● Exercise aim: Quote the listing below in full and exactly as written, but omit every picture.

==*==

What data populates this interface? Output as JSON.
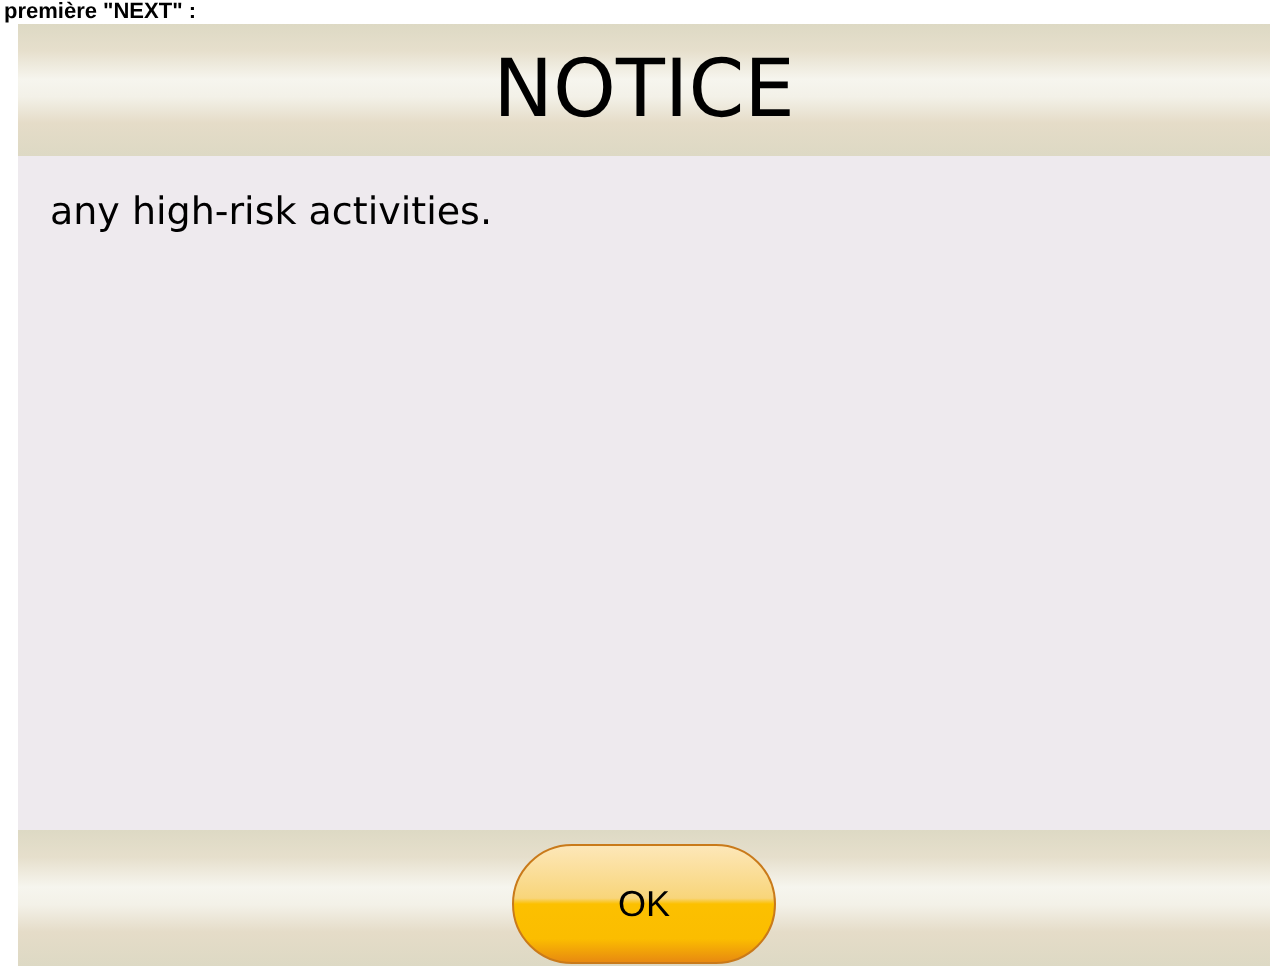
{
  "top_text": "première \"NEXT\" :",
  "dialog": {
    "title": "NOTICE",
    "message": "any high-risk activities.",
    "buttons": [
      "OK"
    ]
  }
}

==*==

● Worked solution:
What data populates this interface? Output as JSON.
{
  "top_text": "première \"NEXT\" :",
  "dialog": {
    "title": "NOTICE",
    "message": "any high-risk activities.",
    "buttons": [
      "OK"
    ]
  }
}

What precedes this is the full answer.